### Job
Exactly as written, retype the listing below, omitting the pictures.

### Data lines
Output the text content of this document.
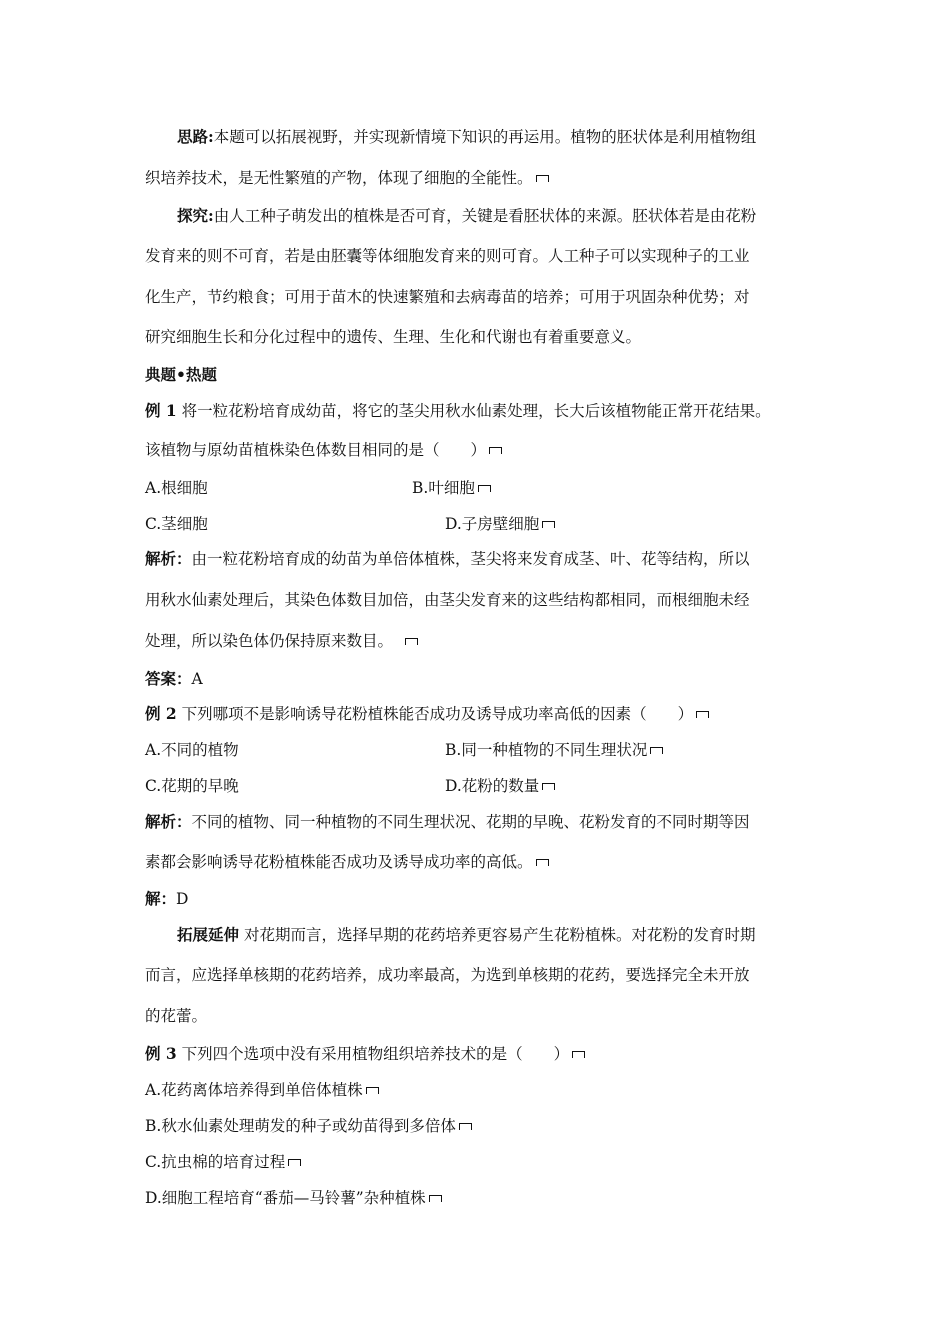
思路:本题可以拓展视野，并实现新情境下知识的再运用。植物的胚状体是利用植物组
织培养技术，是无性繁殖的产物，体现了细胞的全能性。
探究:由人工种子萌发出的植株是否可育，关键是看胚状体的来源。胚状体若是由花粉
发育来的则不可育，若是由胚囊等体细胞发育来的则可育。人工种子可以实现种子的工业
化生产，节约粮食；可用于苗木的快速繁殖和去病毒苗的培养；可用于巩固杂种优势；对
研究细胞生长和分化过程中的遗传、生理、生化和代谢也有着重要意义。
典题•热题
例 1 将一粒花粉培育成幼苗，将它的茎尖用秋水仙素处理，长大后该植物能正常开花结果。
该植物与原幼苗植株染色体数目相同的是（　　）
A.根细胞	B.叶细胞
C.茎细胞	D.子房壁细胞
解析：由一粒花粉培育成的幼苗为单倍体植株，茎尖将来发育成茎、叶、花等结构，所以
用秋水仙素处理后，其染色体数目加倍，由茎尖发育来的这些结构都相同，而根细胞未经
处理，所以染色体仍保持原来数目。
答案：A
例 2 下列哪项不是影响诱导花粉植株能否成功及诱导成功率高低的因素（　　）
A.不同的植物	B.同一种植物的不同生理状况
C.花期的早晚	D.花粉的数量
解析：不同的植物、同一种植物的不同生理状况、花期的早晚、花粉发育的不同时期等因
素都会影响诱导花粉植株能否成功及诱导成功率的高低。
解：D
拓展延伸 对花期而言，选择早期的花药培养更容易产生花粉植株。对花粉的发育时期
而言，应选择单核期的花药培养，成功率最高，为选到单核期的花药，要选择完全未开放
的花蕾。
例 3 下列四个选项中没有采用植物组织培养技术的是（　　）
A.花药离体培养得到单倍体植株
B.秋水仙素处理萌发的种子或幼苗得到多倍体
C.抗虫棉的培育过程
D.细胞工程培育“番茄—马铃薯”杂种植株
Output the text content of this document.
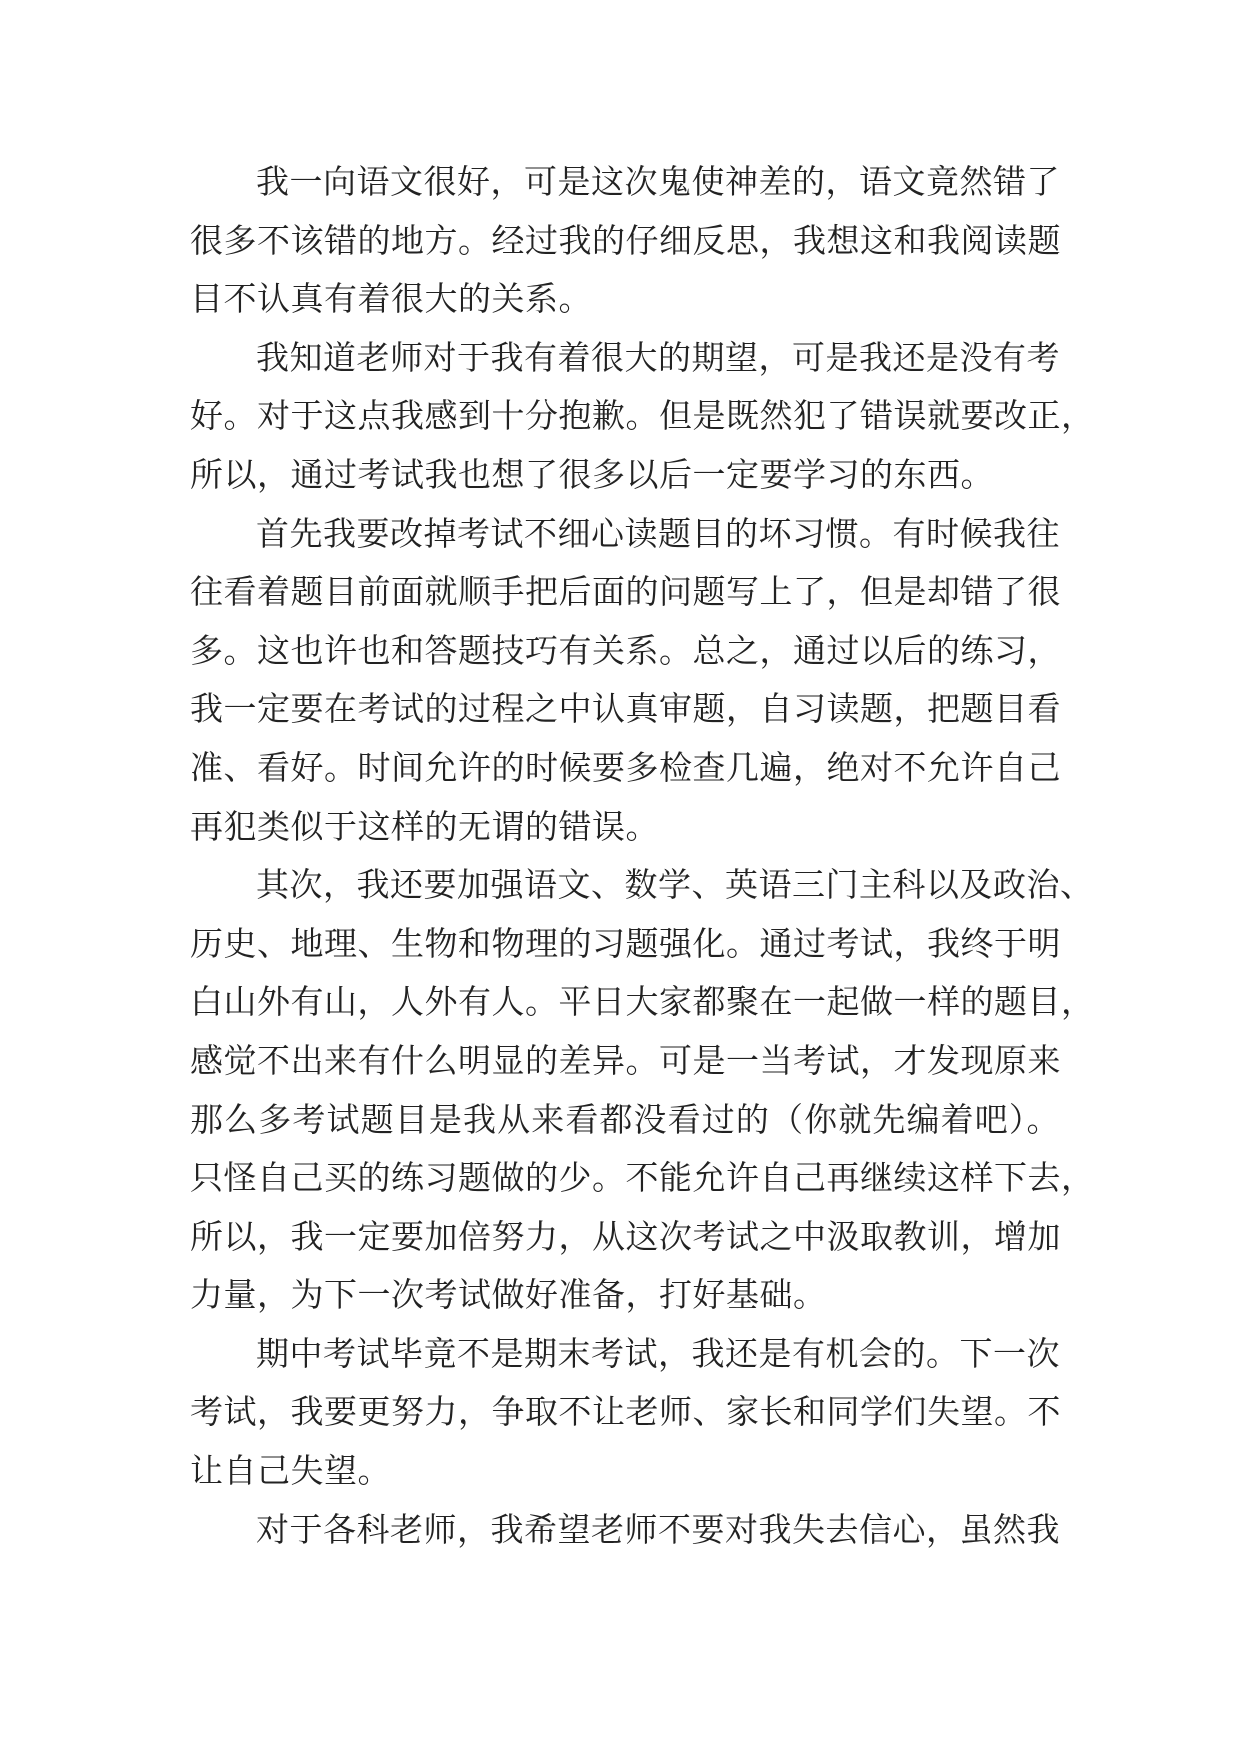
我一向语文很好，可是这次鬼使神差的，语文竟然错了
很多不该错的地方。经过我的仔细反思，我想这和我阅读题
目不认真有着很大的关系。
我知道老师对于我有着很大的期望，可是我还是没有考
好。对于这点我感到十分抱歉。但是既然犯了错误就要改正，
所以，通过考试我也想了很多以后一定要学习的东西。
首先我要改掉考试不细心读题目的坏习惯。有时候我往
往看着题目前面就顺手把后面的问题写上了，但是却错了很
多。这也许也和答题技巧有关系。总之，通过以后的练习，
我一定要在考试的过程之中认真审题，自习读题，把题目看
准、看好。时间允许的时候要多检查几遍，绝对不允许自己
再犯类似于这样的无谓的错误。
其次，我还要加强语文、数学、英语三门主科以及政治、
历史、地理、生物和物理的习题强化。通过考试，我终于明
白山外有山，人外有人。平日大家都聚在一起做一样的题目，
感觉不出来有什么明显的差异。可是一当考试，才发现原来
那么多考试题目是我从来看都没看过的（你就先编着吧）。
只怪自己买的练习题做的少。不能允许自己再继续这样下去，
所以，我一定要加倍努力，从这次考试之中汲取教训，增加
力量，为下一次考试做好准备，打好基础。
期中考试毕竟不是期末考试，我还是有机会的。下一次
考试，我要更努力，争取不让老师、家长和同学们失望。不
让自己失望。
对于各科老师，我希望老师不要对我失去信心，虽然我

### Answer to the problem
Output the text content of this document.
思路:本题可以拓展视野，并实现新情境下知识的再运用。植物的胚状体是利用植物组
织培养技术，是无性繁殖的产物，体现了细胞的全能性。
探究:由人工种子萌发出的植株是否可育，关键是看胚状体的来源。胚状体若是由花粉
发育来的则不可育，若是由胚囊等体细胞发育来的则可育。人工种子可以实现种子的工业
化生产，节约粮食；可用于苗木的快速繁殖和去病毒苗的培养；可用于巩固杂种优势；对
研究细胞生长和分化过程中的遗传、生理、生化和代谢也有着重要意义。
典题•热题
例 1 将一粒花粉培育成幼苗，将它的茎尖用秋水仙素处理，长大后该植物能正常开花结果。
该植物与原幼苗植株染色体数目相同的是（　　）
A.根细胞	B.叶细胞
C.茎细胞	D.子房壁细胞
解析：由一粒花粉培育成的幼苗为单倍体植株，茎尖将来发育成茎、叶、花等结构，所以
用秋水仙素处理后，其染色体数目加倍，由茎尖发育来的这些结构都相同，而根细胞未经
处理，所以染色体仍保持原来数目。
答案：A
例 2 下列哪项不是影响诱导花粉植株能否成功及诱导成功率高低的因素（　　）
A.不同的植物	B.同一种植物的不同生理状况
C.花期的早晚	D.花粉的数量
解析：不同的植物、同一种植物的不同生理状况、花期的早晚、花粉发育的不同时期等因
素都会影响诱导花粉植株能否成功及诱导成功率的高低。
解：D
拓展延伸 对花期而言，选择早期的花药培养更容易产生花粉植株。对花粉的发育时期
而言，应选择单核期的花药培养，成功率最高，为选到单核期的花药，要选择完全未开放
的花蕾。
例 3 下列四个选项中没有采用植物组织培养技术的是（　　）
A.花药离体培养得到单倍体植株
B.秋水仙素处理萌发的种子或幼苗得到多倍体
C.抗虫棉的培育过程
D.细胞工程培育“番茄—马铃薯”杂种植株
Output the text content of this document.
我一向语文很好，可是这次鬼使神差的，语文竟然错了
很多不该错的地方。经过我的仔细反思，我想这和我阅读题
目不认真有着很大的关系。
我知道老师对于我有着很大的期望，可是我还是没有考
好。对于这点我感到十分抱歉。但是既然犯了错误就要改正，
所以，通过考试我也想了很多以后一定要学习的东西。
首先我要改掉考试不细心读题目的坏习惯。有时候我往
往看着题目前面就顺手把后面的问题写上了，但是却错了很
多。这也许也和答题技巧有关系。总之，通过以后的练习，
我一定要在考试的过程之中认真审题，自习读题，把题目看
准、看好。时间允许的时候要多检查几遍，绝对不允许自己
再犯类似于这样的无谓的错误。
其次，我还要加强语文、数学、英语三门主科以及政治、
历史、地理、生物和物理的习题强化。通过考试，我终于明
白山外有山，人外有人。平日大家都聚在一起做一样的题目，
感觉不出来有什么明显的差异。可是一当考试，才发现原来
那么多考试题目是我从来看都没看过的（你就先编着吧）。
只怪自己买的练习题做的少。不能允许自己再继续这样下去，
所以，我一定要加倍努力，从这次考试之中汲取教训，增加
力量，为下一次考试做好准备，打好基础。
期中考试毕竟不是期末考试，我还是有机会的。下一次
考试，我要更努力，争取不让老师、家长和同学们失望。不
让自己失望。
对于各科老师，我希望老师不要对我失去信心，虽然我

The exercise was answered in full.